Stored records
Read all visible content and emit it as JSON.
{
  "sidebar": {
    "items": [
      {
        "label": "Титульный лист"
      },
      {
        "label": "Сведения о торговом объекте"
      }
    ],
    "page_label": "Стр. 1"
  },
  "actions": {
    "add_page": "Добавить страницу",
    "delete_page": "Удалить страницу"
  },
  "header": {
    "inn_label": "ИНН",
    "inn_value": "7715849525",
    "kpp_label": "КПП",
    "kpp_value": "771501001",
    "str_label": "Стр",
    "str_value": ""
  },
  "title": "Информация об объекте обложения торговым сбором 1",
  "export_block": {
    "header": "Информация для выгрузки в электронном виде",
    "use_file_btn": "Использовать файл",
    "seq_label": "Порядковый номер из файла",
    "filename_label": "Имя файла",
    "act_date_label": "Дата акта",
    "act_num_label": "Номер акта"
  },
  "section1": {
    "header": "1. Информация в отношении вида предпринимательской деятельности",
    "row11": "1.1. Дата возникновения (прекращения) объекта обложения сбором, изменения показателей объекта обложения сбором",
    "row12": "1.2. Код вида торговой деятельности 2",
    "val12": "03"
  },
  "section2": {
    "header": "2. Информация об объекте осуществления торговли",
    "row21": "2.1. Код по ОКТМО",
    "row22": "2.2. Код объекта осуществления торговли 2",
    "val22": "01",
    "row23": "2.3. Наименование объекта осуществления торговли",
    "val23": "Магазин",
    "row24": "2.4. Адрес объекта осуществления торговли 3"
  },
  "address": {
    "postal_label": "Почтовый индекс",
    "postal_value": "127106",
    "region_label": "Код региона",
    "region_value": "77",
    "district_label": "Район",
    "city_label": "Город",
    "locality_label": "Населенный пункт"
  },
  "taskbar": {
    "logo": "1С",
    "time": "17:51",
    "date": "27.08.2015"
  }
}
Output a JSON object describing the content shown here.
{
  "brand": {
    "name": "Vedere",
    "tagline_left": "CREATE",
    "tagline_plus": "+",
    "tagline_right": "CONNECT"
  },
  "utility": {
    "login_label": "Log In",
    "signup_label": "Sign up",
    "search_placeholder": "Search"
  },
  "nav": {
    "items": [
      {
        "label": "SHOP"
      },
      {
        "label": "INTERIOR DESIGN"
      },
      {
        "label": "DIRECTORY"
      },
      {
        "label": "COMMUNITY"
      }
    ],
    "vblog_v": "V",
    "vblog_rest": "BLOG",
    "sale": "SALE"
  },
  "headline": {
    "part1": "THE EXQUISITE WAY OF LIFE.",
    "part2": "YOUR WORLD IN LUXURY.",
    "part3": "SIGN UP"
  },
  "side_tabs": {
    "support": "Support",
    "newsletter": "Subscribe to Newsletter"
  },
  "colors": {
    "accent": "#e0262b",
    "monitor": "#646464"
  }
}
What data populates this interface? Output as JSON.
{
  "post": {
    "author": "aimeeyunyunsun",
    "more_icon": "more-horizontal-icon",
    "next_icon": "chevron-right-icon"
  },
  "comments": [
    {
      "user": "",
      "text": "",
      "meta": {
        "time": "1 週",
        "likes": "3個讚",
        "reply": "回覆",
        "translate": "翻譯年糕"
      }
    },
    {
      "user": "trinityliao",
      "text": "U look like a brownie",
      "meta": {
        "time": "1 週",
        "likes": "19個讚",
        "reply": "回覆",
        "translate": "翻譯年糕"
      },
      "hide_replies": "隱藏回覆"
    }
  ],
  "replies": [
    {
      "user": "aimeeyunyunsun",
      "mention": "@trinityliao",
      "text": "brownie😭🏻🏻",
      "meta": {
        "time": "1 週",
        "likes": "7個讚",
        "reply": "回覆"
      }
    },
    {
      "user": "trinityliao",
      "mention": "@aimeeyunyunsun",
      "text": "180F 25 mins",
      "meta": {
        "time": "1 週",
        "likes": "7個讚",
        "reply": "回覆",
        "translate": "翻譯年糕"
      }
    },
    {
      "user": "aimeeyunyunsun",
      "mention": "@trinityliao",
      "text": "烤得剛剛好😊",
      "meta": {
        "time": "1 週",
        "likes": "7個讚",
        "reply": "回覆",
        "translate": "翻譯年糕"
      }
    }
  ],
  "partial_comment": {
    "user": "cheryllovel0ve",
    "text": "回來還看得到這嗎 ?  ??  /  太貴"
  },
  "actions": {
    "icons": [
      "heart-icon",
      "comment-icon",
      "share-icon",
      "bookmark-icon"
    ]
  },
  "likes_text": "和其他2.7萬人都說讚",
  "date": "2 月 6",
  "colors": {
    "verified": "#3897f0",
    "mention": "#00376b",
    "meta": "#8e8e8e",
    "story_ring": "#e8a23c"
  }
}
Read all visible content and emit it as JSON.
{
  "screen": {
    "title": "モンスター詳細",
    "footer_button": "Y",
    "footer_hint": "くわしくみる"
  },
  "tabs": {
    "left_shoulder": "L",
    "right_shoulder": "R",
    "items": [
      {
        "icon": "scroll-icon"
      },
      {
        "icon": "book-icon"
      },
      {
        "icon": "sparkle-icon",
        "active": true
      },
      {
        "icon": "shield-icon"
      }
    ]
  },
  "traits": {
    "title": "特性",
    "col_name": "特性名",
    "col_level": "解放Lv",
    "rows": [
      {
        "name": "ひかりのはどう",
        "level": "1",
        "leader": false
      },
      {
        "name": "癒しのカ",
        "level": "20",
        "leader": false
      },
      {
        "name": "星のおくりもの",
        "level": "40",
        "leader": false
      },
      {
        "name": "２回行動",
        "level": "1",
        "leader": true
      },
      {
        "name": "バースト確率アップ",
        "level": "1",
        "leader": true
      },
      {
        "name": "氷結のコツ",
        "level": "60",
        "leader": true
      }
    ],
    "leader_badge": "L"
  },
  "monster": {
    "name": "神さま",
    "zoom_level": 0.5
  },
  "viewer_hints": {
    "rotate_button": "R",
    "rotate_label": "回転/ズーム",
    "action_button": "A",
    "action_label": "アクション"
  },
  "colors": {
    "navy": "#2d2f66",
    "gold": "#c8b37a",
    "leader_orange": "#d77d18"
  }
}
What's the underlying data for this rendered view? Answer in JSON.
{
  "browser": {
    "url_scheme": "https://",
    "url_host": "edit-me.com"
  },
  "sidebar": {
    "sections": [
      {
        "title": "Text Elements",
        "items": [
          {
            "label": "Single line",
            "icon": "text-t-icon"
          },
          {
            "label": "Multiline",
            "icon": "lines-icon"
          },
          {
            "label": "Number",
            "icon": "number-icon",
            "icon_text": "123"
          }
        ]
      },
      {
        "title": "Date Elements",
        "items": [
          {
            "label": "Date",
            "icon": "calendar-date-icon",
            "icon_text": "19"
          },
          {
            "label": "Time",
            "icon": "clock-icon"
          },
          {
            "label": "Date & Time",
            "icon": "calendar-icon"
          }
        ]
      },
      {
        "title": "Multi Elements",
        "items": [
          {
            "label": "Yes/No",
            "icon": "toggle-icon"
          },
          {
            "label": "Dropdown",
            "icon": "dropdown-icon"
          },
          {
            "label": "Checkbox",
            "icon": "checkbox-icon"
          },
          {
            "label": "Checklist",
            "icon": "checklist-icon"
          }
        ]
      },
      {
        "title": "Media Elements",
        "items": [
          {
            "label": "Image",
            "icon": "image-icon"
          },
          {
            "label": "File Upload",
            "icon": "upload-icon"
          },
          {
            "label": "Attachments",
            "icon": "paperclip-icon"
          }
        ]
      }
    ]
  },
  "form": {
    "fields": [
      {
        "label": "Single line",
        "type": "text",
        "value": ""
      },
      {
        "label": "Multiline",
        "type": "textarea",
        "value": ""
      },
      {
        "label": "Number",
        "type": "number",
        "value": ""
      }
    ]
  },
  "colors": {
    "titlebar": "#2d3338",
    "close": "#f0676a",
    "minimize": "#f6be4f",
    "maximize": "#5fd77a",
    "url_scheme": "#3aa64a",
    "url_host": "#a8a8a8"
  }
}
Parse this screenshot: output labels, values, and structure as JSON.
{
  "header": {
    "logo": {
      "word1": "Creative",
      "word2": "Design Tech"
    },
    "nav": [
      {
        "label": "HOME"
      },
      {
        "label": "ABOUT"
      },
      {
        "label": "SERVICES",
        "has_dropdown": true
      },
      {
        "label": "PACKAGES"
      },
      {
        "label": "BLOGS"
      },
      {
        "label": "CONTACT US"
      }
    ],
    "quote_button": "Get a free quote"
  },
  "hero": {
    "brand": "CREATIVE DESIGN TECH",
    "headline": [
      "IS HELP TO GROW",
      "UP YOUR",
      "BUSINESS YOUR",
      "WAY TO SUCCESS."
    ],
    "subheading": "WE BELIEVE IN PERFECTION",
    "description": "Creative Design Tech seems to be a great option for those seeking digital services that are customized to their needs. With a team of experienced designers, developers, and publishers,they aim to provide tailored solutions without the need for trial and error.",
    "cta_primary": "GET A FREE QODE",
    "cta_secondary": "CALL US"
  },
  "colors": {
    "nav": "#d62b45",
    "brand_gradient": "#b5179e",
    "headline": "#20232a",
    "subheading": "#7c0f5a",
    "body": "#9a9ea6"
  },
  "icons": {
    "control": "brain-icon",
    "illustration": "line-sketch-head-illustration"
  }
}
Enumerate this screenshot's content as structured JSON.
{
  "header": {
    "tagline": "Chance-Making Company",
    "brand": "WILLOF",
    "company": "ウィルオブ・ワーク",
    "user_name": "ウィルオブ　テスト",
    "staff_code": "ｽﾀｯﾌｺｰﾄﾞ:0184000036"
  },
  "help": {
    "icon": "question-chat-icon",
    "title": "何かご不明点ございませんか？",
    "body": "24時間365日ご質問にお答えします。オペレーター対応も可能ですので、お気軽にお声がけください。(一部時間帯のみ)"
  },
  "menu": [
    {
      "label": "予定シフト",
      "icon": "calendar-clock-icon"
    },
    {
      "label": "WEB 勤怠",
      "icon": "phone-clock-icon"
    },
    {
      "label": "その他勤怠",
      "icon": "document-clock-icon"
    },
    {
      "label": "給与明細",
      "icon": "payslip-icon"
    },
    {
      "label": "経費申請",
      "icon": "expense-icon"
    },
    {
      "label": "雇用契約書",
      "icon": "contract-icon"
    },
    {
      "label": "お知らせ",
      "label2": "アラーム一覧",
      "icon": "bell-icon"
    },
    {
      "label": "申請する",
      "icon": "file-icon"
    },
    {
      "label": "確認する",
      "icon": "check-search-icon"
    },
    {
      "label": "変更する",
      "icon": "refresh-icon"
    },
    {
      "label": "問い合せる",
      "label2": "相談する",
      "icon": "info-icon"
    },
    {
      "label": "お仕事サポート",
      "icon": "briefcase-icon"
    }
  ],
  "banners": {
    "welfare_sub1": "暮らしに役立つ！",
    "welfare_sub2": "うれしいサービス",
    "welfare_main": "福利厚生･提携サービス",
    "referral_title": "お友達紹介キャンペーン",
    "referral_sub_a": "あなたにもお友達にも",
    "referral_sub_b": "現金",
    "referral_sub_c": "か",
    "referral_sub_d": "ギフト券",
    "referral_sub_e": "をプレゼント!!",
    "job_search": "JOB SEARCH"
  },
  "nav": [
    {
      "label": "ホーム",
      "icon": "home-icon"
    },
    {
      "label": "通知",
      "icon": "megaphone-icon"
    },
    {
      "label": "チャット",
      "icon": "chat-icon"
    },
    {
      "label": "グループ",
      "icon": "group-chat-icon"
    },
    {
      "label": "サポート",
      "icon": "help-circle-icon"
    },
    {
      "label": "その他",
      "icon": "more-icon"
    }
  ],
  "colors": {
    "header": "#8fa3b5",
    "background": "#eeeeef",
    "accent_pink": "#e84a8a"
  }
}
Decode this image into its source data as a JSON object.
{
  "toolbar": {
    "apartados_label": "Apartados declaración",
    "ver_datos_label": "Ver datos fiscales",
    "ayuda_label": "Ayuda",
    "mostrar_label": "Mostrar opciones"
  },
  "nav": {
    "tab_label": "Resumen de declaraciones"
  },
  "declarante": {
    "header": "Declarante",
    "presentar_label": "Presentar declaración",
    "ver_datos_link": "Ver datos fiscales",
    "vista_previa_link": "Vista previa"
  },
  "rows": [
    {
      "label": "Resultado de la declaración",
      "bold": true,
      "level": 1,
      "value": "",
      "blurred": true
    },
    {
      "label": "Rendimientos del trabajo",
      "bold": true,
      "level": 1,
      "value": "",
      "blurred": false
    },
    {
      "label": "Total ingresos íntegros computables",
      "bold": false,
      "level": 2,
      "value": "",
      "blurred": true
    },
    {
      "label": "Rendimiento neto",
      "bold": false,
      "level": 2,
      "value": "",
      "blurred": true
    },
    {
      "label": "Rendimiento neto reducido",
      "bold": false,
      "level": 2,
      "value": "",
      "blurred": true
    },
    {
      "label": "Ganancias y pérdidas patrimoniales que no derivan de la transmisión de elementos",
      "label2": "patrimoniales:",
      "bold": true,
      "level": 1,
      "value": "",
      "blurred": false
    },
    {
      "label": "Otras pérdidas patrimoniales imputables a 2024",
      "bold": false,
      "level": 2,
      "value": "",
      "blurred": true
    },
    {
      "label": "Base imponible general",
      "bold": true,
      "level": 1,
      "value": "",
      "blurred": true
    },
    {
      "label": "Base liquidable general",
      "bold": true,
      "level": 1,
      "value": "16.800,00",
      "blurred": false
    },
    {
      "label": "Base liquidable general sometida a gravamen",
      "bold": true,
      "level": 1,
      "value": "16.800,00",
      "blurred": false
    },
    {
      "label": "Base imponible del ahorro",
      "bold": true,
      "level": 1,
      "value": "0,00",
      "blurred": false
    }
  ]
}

The task
Where a line above contains the string "Информация", copy that line.

Output below
  "title": "Информация об объекте обложения торговым сбором 1",
    "header": "Информация для выгрузки в электронном виде",
    "header": "1. Информация в отношении вида предпринимательской деятельности",
    "header": "2. Информация об объекте осуществления торговли",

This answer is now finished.